======== Records supplied

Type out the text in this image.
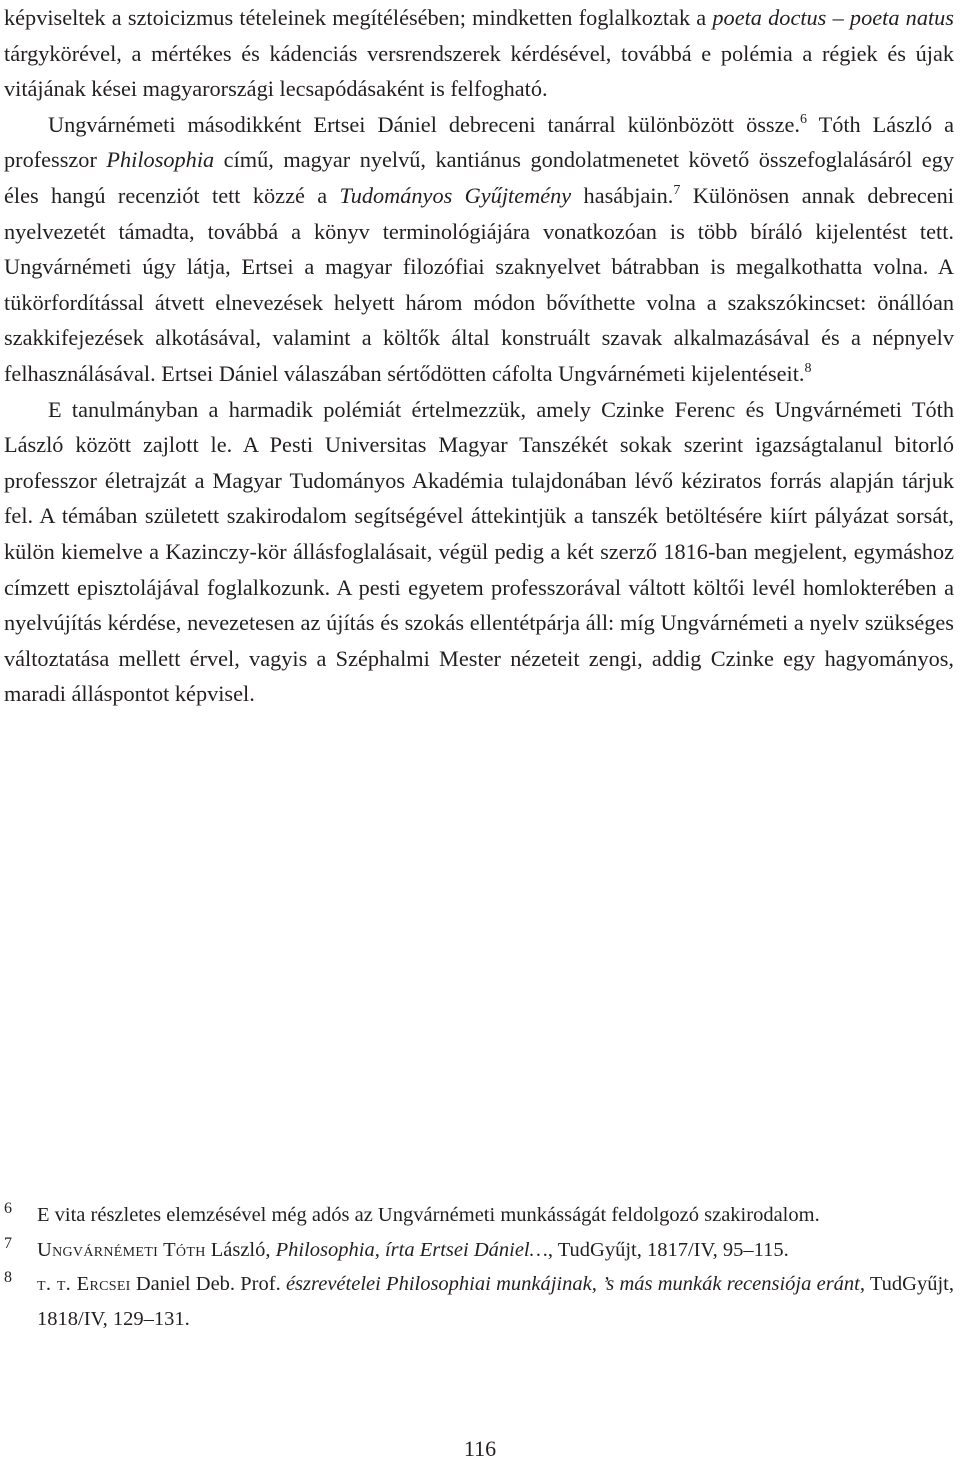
képviseltek a sztoicizmus tételeinek megítélésében; mindketten foglalkoztak a poeta doctus – poeta natus tárgykörével, a mértékes és kádenciás versrendszerek kérdésével, továbbá e polémia a régiek és újak vitájának kései magyarországi lecsapódásaként is felfogható.

Ungvárnémeti másodikként Ertsei Dániel debreceni tanárral különbözött össze.$^6$ Tóth László a professzor Philosophia című, magyar nyelvű, kantiánus gondolatmenetet követő összefoglalásáról egy éles hangú recenziót tett közzé a Tudományos Gyűjtemény hasábjain.$^7$ Különösen annak debreceni nyelvezetét támadta, továbbá a könyv terminológiájára vonatkozóan is több bíráló kijelentést tett. Ungvárnémeti úgy látja, Ertsei a magyar filozófiai szaknyelvet bátrabban is megalkothatta volna. A tükörfordítással átvett elnevezések helyett három módon bővíthette volna a szakszókincset: önállóan szakkifejezések alkotásával, valamint a költők által konstruált szavak alkalmazásával és a népnyelv felhasználásával. Ertsei Dániel válaszában sértődötten cáfolta Ungvárnémeti kijelentéseit.$^8$

E tanulmányban a harmadik polémiát értelmezzük, amely Czinke Ferenc és Ungvárnémeti Tóth László között zajlott le. A Pesti Universitas Magyar Tanszékét sokak szerint igazságtalanul bitorló professzor életrajzát a Magyar Tudományos Akadémia tulajdonában lévő kéziratos forrás alapján tárjuk fel. A témában született szakirodalom segítségével áttekintjük a tanszék betöltésére kiírt pályázat sorsát, külön kiemelve a Kazinczy-kör állásfoglalásait, végül pedig a két szerző 1816-ban megjelent, egymáshoz címzett episztolájával foglalkozunk. A pesti egyetem professzorával váltott költői levél homlokterében a nyelvújítás kérdése, nevezetesen az újítás és szokás ellentétpárja áll: míg Ungvárnémeti a nyelv szükséges változtatása mellett érvel, vagyis a Széphalmi Mester nézeteit zengi, addig Czinke egy hagyományos, maradi álláspontot képvisel.

6 E vita részletes elemzésével még adós az Ungvárnémeti munkásságát feldolgozó szakirodalom.
7 Ungvárnémeti Tóth László, Philosophia, írta Ertsei Dániel…, TudGyűjt, 1817/IV, 95–115.
8 t. t. Ercsei Daniel Deb. Prof. észrevételei Philosophiai munkájinak, ’s más munkák recensiója eránt, TudGyűjt, 1818/IV, 129–131.
116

================

> **Exercise aim**
Search the data for "TudGyűjt". Copy every matching line.

> **Exercise result**
7 Ungvárnémeti Tóth László, Philosophia, írta Ertsei Dániel…, TudGyűjt, 1817/IV, 95–115.
8 t. t. Ercsei Daniel Deb. Prof. észrevételei Philosophiai munkájinak, ’s más munkák recensiója eránt, TudGyűjt, 1818/IV, 129–131.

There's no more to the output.